- Цель задания:
Напишите продолжение текста о революционном терроре во Франции XVIII века, начав сразу после его последнего предложения.
━━ Отрывок для чтения ━━
Революционный террор во Франции XVIII века: новейшие интерпретации

Д.Ю. Бовыкин

 

Вопросы истории. 2002. N 6. С. 144-149

А.В. Чудинов. Утопии века Просвещения. Москва, ИВИ РАН, 2000. 90 с.

P. Gueniffey. La politique de la Terreur. Essai sur la violence révolutionnaire 1789-1794. Paris, Fayard, 2000. 376 p.

 

Террор эпохи Французской революции XVIII в. нынче практически не изучают ни в России, ни во Франции. Однако к тому, чтобы постараться как можно реже о нем вспоминать, отечественная и зарубежная историография шли разными путями.

В советской историографии идеализация якобинцев[1], привела к тому, что в 1990-е годы проблемы диктатуры монтаньяров вообще и Террора в частности начинают затрагиваться все меньше и меньше. И хотя Террор неоднократно упоминался на прошедшем в 1995 г. в ИВИ РАН «круглом столе» «Якобинство в исторических итогах Великой французской революции»[2], в конкретные исследования призывы к его изучению так и не вылились.

Что же касается французской историографии, то выход в свет считанных работ, в которых глубоко затрагивались бы проблемы Террора во многом объясняется тем, что борьба, идущая долгие годы между историками «классического» и «критического» направлений в историографии Революции, нередко выливалась в перевод научных споров в политическую плоскость, и чем более острая тема поднималась Ф. Фюре и его последователями, тем более сильный шквал критики обрушивался на них со стороны продолжателей традиций А. Матьеза и А. Собуля.
━━━
━━ Исходные материалы ━━
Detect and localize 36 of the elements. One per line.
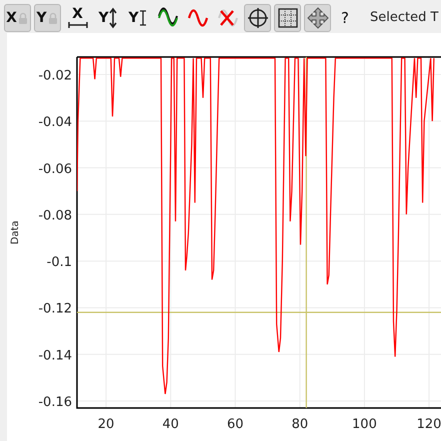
grid-button[interactable]: [274, 4, 301, 32]
y-range-button[interactable]: Y: [94, 4, 121, 32]
wave-icon: [188, 8, 208, 28]
y-axis-label: Data: [10, 220, 21, 244]
y-tick-label: -0.16: [38, 395, 72, 410]
ibeam-icon: [138, 10, 147, 26]
lock-icon: [46, 12, 59, 24]
vertical-arrow-icon: [108, 9, 117, 27]
axis-lock-button[interactable]: Y: [34, 4, 61, 32]
grid-icon: [278, 8, 298, 28]
x-tick-label: 40: [162, 417, 179, 432]
wave-icon: [158, 8, 178, 28]
x-tick-label: 120: [416, 417, 441, 432]
y-tick-label: -0.14: [38, 348, 72, 364]
lock-icon: [16, 12, 29, 24]
crosshair-button[interactable]: [244, 4, 271, 32]
y-tick-label: -0.08: [38, 208, 72, 224]
x-tick-label: 100: [352, 417, 377, 432]
x-range-button[interactable]: X: [64, 4, 91, 32]
x-tick-label: 60: [226, 417, 244, 432]
y-tick-label: -0.04: [38, 115, 72, 130]
crosshair-icon: [248, 8, 268, 28]
help-button[interactable]: ?: [334, 4, 356, 32]
status-text: Selected T: [370, 9, 438, 28]
pan-button[interactable]: [304, 4, 331, 32]
y-tick-label: -0.1: [46, 255, 72, 270]
y-cursor-button[interactable]: Y: [124, 4, 151, 32]
y-tick-label: -0.12: [38, 302, 72, 317]
move-icon: [308, 8, 328, 28]
x-tick-label: 80: [292, 417, 308, 432]
horizontal-arrow-icon: [68, 21, 88, 29]
y-tick-label: -0.06: [38, 162, 72, 177]
delete-icon: [218, 8, 238, 28]
axis-lock-button[interactable]: X: [4, 4, 31, 32]
y-tick-label: -0.02: [38, 68, 72, 84]
x-tick-label: 20: [98, 417, 114, 432]
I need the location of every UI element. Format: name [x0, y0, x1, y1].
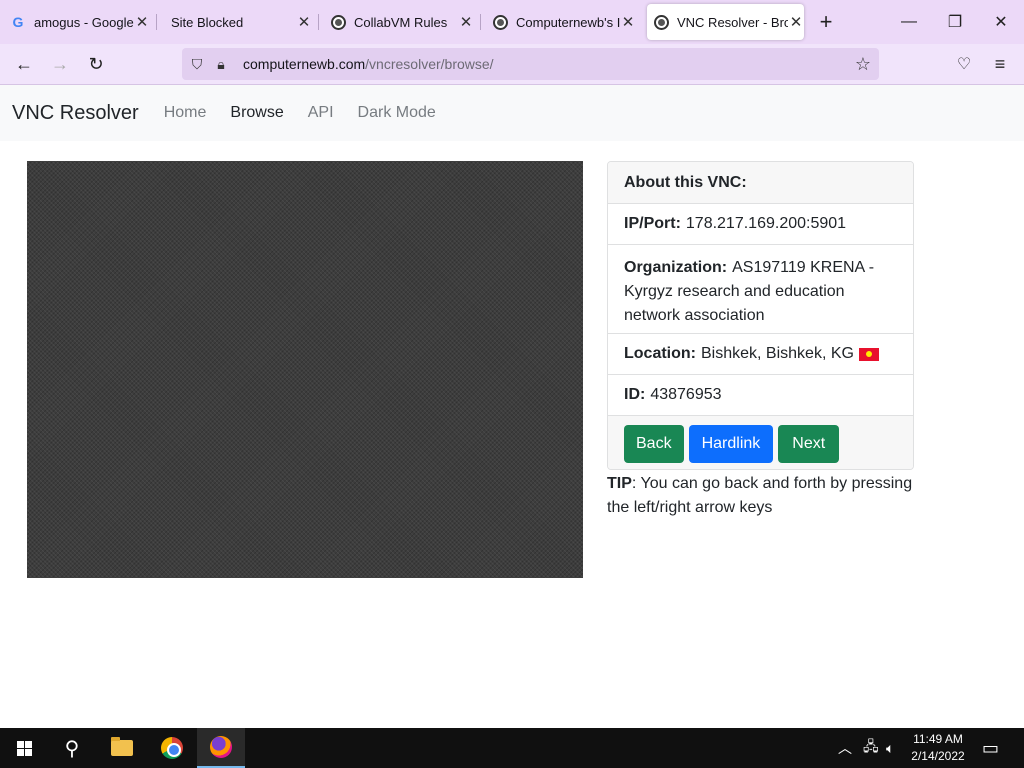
card-header: About this VNC: [608, 162, 913, 204]
shield-icon[interactable]: ⛉ [185, 56, 209, 73]
vnc-info-card: About this VNC: IP/Port: 178.217.169.200… [607, 161, 914, 470]
tab-strip: G amogus - Google Sea ✕ Site Blocked ✕ C… [0, 0, 1024, 44]
nav-dark-mode[interactable]: Dark Mode [358, 104, 436, 122]
tab-computernewb[interactable]: Computernewb's Inte ✕ [486, 4, 636, 40]
site-navbar: VNC Resolver Home Browse API Dark Mode [0, 85, 1024, 141]
collabvm-icon [330, 14, 346, 30]
tab-title: Computernewb's Inte [516, 14, 620, 30]
tab-collabvm-rules[interactable]: CollabVM Rules ✕ [324, 4, 474, 40]
url-bar[interactable]: ⛉ 🔒︎ computernewb.com/vncresolver/browse… [182, 48, 879, 80]
ip-label: IP/Port: [624, 215, 681, 232]
clock[interactable]: 11:49 AM 2/14/2022 [905, 731, 971, 765]
start-button[interactable] [0, 728, 48, 768]
organization-row: Organization: AS197119 KRENA - Kyrgyz res… [608, 245, 913, 334]
bookmark-star-icon[interactable]: ☆ [851, 54, 875, 75]
url-domain: computernewb.com [243, 56, 366, 72]
close-icon[interactable]: ✕ [458, 13, 474, 31]
menu-icon[interactable]: ≡ [985, 49, 1015, 79]
kyrgyzstan-flag-icon [858, 347, 879, 361]
url-path: /vncresolver/browse/ [365, 56, 494, 72]
tip-body: : You can go back and forth by pressing … [607, 475, 913, 516]
back-button[interactable]: Back [624, 424, 684, 463]
minimize-button[interactable]: — [886, 0, 932, 44]
tip-label: TIP [607, 475, 632, 492]
org-label: Organization: [624, 259, 728, 276]
tray-chevron-icon[interactable]: ︿ [838, 728, 852, 768]
back-arrow-icon[interactable]: ← [9, 49, 39, 79]
tab-title: amogus - Google Sea [34, 14, 134, 30]
tab-separator [156, 14, 157, 30]
close-icon[interactable]: ✕ [296, 13, 312, 31]
collabvm-icon [492, 14, 508, 30]
browser-toolbar: ← → ↻ ⛉ 🔒︎ computernewb.com/vncresolver/… [0, 44, 1024, 85]
lock-icon[interactable]: 🔒︎ [209, 56, 233, 73]
chrome-icon [161, 737, 183, 759]
ip-value: 178.217.169.200:5901 [685, 215, 847, 232]
taskbar: ⚲ ︿ 🖧︎ 🔈︎ 11:49 AM 2/14/2022 ▭ [0, 728, 1024, 768]
folder-icon [111, 737, 133, 756]
card-footer: Back Hardlink Next [608, 416, 913, 469]
close-icon[interactable]: ✕ [134, 13, 150, 31]
url-text: computernewb.com/vncresolver/browse/ [243, 56, 494, 72]
close-icon[interactable]: ✕ [620, 13, 636, 31]
reload-icon[interactable]: ↻ [81, 49, 111, 79]
clock-time: 11:49 AM [913, 732, 963, 746]
clock-date: 2/14/2022 [911, 749, 965, 763]
new-tab-button[interactable]: + [808, 0, 844, 44]
tab-title: CollabVM Rules [354, 14, 448, 30]
tab-site-blocked[interactable]: Site Blocked ✕ [162, 4, 312, 40]
nav-api[interactable]: API [308, 104, 334, 122]
id-label: ID: [624, 386, 646, 403]
next-button[interactable]: Next [778, 424, 840, 463]
pocket-icon[interactable]: ♡ [949, 49, 979, 79]
chrome-button[interactable] [148, 728, 196, 768]
hardlink-button[interactable]: Hardlink [688, 424, 774, 463]
tab-google[interactable]: G amogus - Google Sea ✕ [4, 4, 150, 40]
location-value: Bishkek, Bishkek, KG [701, 345, 854, 362]
search-icon: ⚲ [64, 737, 80, 760]
collabvm-icon [653, 14, 669, 30]
close-icon[interactable]: ✕ [788, 13, 804, 31]
location-row: Location: Bishkek, Bishkek, KG [608, 334, 913, 375]
nav-browse[interactable]: Browse [230, 104, 283, 122]
windows-icon [16, 740, 32, 756]
location-label: Location: [624, 345, 696, 362]
tip-text: TIP: You can go back and forth by pressi… [607, 472, 917, 520]
vnc-screenshot [27, 161, 583, 578]
volume-icon[interactable]: 🔈︎ [886, 728, 894, 768]
id-value: 43876953 [650, 386, 722, 403]
tab-vnc-resolver[interactable]: VNC Resolver - Brow ✕ [647, 4, 804, 40]
close-window-button[interactable]: ✕ [978, 0, 1024, 44]
google-icon: G [12, 14, 24, 30]
notification-icon[interactable]: ▭ [982, 728, 999, 768]
file-explorer-button[interactable] [98, 728, 146, 768]
tab-title: Site Blocked [171, 14, 244, 30]
tab-separator [318, 14, 319, 30]
ip-port-row: IP/Port: 178.217.169.200:5901 [608, 204, 913, 245]
restore-button[interactable]: ❐ [932, 0, 978, 44]
tab-separator [480, 14, 481, 30]
firefox-button[interactable] [197, 728, 245, 768]
nav-home[interactable]: Home [164, 104, 207, 122]
id-row: ID: 43876953 [608, 375, 913, 416]
forward-arrow-icon[interactable]: → [45, 49, 75, 79]
search-button[interactable]: ⚲ [48, 728, 96, 768]
network-icon[interactable]: 🖧︎ [863, 728, 879, 768]
site-brand[interactable]: VNC Resolver [12, 102, 139, 125]
firefox-icon [210, 736, 232, 758]
tab-title: VNC Resolver - Brow [677, 14, 788, 30]
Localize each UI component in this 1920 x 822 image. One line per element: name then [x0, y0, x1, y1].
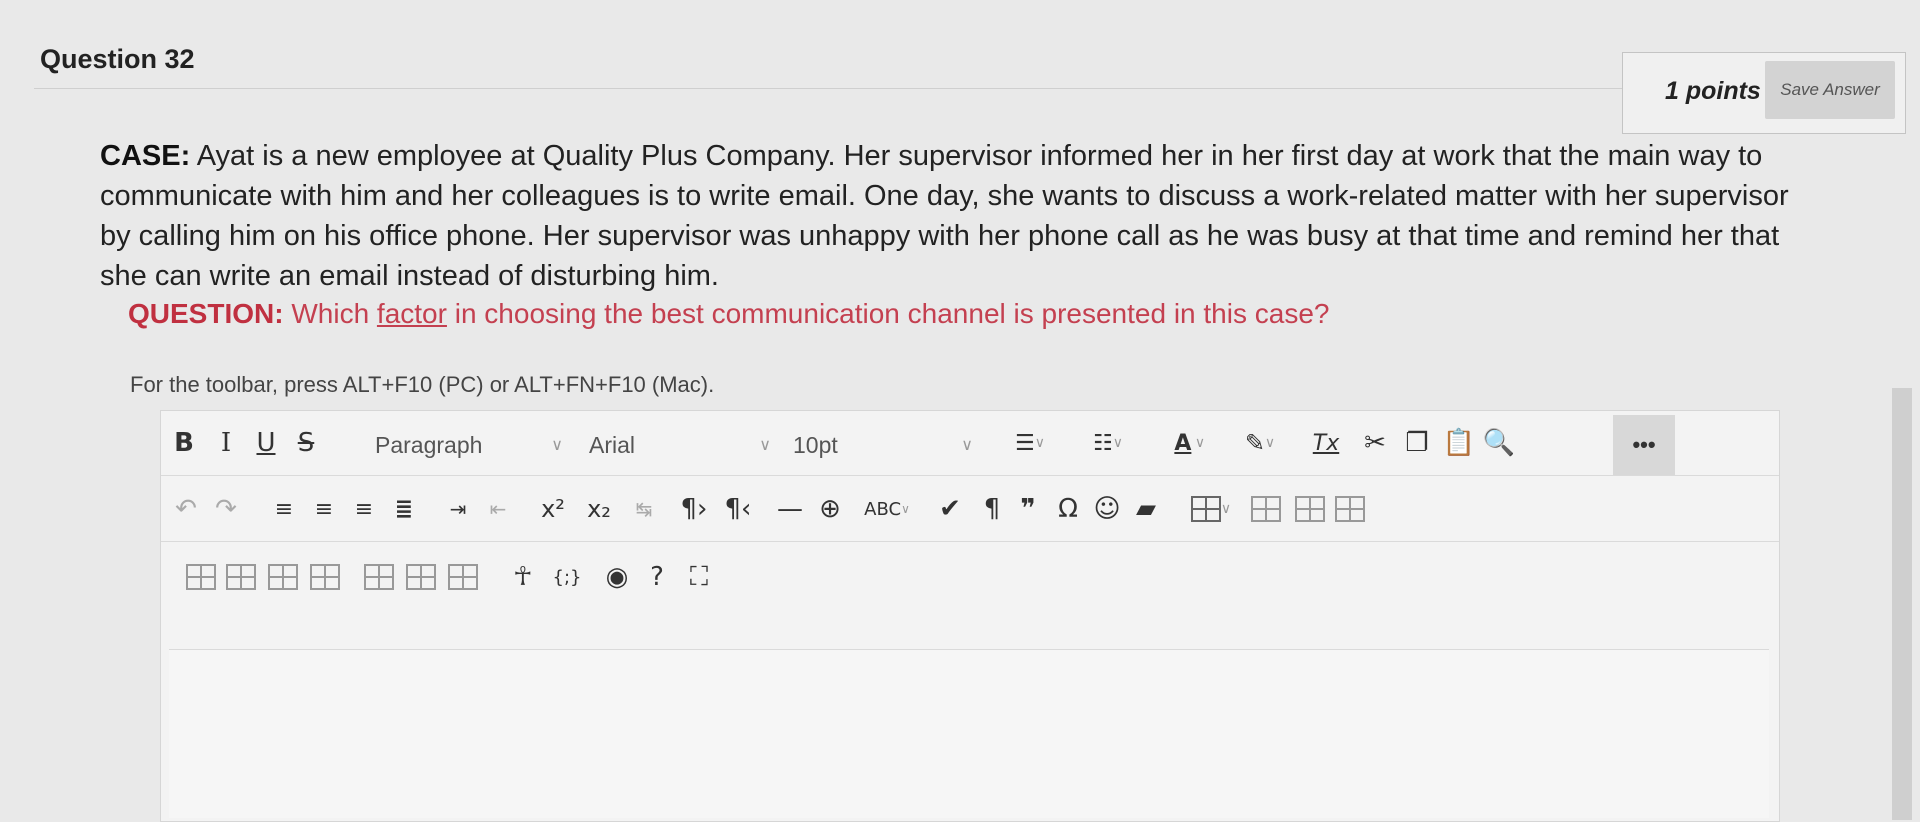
━━━
- Ответ:
Тем более важным нам представляется то, что в 2000 году и в России, и во Франции одновременно появились работы, посвященные феномену Террора. При этом обе книги, в известной степени, дополняют друг друга, рассматривая Террор под разными углами зрения.

В своем курсе лекций ведущий научный сотрудник ИВИ РАН, доктор исторических наук А.В. Чудинов прежде всего уделяет внимание идеологическим основам и предпосылкам Террора. История Революции для него неразрывна со всей историей XVIII столетия, с тем комплексом идей, который был выработан, осмыслен, введен в оборот в то время, когда возник «принципиально новый тип мировосприятия, радикально отличающийся от того, что ему предшествовал и в своей основе имел христианскую религию» (с. 6).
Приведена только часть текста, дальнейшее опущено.